◆ **Data listing**
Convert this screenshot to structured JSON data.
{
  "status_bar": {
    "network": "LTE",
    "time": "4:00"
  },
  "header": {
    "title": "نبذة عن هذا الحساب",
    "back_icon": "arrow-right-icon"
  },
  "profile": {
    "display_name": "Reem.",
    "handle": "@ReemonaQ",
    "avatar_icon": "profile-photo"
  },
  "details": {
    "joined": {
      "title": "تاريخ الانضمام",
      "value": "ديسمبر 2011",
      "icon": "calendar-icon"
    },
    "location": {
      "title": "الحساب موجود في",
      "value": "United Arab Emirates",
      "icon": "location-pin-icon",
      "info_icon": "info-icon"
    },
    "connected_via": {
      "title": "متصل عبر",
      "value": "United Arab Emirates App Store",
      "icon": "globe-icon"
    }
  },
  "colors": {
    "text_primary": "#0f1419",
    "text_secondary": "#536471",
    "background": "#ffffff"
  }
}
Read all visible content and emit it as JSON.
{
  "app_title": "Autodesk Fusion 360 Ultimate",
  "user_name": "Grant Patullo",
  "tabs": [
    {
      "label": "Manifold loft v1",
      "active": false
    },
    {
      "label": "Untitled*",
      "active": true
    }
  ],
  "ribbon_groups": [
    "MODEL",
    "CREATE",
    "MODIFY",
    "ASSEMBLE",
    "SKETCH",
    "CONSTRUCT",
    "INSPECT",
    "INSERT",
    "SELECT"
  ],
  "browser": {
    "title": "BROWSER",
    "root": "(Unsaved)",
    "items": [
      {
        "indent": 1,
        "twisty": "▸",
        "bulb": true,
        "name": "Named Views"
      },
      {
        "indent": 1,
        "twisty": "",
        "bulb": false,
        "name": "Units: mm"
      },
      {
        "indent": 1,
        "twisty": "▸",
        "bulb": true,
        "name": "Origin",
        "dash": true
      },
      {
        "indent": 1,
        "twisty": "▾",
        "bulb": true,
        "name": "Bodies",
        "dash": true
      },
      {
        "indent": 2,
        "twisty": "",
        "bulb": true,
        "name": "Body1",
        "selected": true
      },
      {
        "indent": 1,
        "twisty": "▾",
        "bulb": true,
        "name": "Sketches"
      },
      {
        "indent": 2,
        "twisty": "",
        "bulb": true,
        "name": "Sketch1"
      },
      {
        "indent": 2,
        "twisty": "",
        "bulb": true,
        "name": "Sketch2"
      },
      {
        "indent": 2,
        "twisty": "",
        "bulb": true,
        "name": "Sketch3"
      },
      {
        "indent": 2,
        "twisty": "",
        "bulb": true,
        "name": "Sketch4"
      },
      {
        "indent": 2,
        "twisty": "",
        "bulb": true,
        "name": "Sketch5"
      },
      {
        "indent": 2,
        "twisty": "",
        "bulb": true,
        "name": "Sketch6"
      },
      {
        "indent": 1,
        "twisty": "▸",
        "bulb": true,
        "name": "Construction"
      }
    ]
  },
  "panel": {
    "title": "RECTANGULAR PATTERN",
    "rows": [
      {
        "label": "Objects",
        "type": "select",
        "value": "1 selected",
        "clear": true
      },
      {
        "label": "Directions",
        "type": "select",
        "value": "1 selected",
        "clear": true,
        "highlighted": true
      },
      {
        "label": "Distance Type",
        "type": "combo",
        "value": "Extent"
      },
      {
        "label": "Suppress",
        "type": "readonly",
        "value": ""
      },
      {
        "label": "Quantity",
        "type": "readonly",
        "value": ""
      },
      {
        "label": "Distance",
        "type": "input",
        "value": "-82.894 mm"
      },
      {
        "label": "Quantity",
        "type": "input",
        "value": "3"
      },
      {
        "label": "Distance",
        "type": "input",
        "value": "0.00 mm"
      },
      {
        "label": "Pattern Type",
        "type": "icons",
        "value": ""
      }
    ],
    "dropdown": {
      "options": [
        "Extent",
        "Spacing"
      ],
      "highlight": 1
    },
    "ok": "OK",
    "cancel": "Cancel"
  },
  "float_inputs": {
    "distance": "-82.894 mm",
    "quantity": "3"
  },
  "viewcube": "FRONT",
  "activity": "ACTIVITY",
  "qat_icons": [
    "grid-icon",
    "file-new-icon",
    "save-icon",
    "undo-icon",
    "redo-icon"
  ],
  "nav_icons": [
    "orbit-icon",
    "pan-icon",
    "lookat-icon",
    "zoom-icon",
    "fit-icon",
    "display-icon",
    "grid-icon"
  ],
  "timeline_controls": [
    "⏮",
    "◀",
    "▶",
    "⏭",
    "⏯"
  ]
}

◆ **Aim of the task**
Give the listing above again, word for word.

◆ **Output**
Convert this screenshot to structured JSON data.
{
  "status_bar": {
    "network": "LTE",
    "time": "4:00"
  },
  "header": {
    "title": "نبذة عن هذا الحساب",
    "back_icon": "arrow-right-icon"
  },
  "profile": {
    "display_name": "Reem.",
    "handle": "@ReemonaQ",
    "avatar_icon": "profile-photo"
  },
  "details": {
    "joined": {
      "title": "تاريخ الانضمام",
      "value": "ديسمبر 2011",
      "icon": "calendar-icon"
    },
    "location": {
      "title": "الحساب موجود في",
      "value": "United Arab Emirates",
      "icon": "location-pin-icon",
      "info_icon": "info-icon"
    },
    "connected_via": {
      "title": "متصل عبر",
      "value": "United Arab Emirates App Store",
      "icon": "globe-icon"
    }
  },
  "colors": {
    "text_primary": "#0f1419",
    "text_secondary": "#536471",
    "background": "#ffffff"
  }
}
Read all visible content and emit it as JSON.
{
  "app_title": "Autodesk Fusion 360 Ultimate",
  "user_name": "Grant Patullo",
  "tabs": [
    {
      "label": "Manifold loft v1",
      "active": false
    },
    {
      "label": "Untitled*",
      "active": true
    }
  ],
  "ribbon_groups": [
    "MODEL",
    "CREATE",
    "MODIFY",
    "ASSEMBLE",
    "SKETCH",
    "CONSTRUCT",
    "INSPECT",
    "INSERT",
    "SELECT"
  ],
  "browser": {
    "title": "BROWSER",
    "root": "(Unsaved)",
    "items": [
      {
        "indent": 1,
        "twisty": "▸",
        "bulb": true,
        "name": "Named Views"
      },
      {
        "indent": 1,
        "twisty": "",
        "bulb": false,
        "name": "Units: mm"
      },
      {
        "indent": 1,
        "twisty": "▸",
        "bulb": true,
        "name": "Origin",
        "dash": true
      },
      {
        "indent": 1,
        "twisty": "▾",
        "bulb": true,
        "name": "Bodies",
        "dash": true
      },
      {
        "indent": 2,
        "twisty": "",
        "bulb": true,
        "name": "Body1",
        "selected": true
      },
      {
        "indent": 1,
        "twisty": "▾",
        "bulb": true,
        "name": "Sketches"
      },
      {
        "indent": 2,
        "twisty": "",
        "bulb": true,
        "name": "Sketch1"
      },
      {
        "indent": 2,
        "twisty": "",
        "bulb": true,
        "name": "Sketch2"
      },
      {
        "indent": 2,
        "twisty": "",
        "bulb": true,
        "name": "Sketch3"
      },
      {
        "indent": 2,
        "twisty": "",
        "bulb": true,
        "name": "Sketch4"
      },
      {
        "indent": 2,
        "twisty": "",
        "bulb": true,
        "name": "Sketch5"
      },
      {
        "indent": 2,
        "twisty": "",
        "bulb": true,
        "name": "Sketch6"
      },
      {
        "indent": 1,
        "twisty": "▸",
        "bulb": true,
        "name": "Construction"
      }
    ]
  },
  "panel": {
    "title": "RECTANGULAR PATTERN",
    "rows": [
      {
        "label": "Objects",
        "type": "select",
        "value": "1 selected",
        "clear": true
      },
      {
        "label": "Directions",
        "type": "select",
        "value": "1 selected",
        "clear": true,
        "highlighted": true
      },
      {
        "label": "Distance Type",
        "type": "combo",
        "value": "Extent"
      },
      {
        "label": "Suppress",
        "type": "readonly",
        "value": ""
      },
      {
        "label": "Quantity",
        "type": "readonly",
        "value": ""
      },
      {
        "label": "Distance",
        "type": "input",
        "value": "-82.894 mm"
      },
      {
        "label": "Quantity",
        "type": "input",
        "value": "3"
      },
      {
        "label": "Distance",
        "type": "input",
        "value": "0.00 mm"
      },
      {
        "label": "Pattern Type",
        "type": "icons",
        "value": ""
      }
    ],
    "dropdown": {
      "options": [
        "Extent",
        "Spacing"
      ],
      "highlight": 1
    },
    "ok": "OK",
    "cancel": "Cancel"
  },
  "float_inputs": {
    "distance": "-82.894 mm",
    "quantity": "3"
  },
  "viewcube": "FRONT",
  "activity": "ACTIVITY",
  "qat_icons": [
    "grid-icon",
    "file-new-icon",
    "save-icon",
    "undo-icon",
    "redo-icon"
  ],
  "nav_icons": [
    "orbit-icon",
    "pan-icon",
    "lookat-icon",
    "zoom-icon",
    "fit-icon",
    "display-icon",
    "grid-icon"
  ],
  "timeline_controls": [
    "⏮",
    "◀",
    "▶",
    "⏭",
    "⏯"
  ]
}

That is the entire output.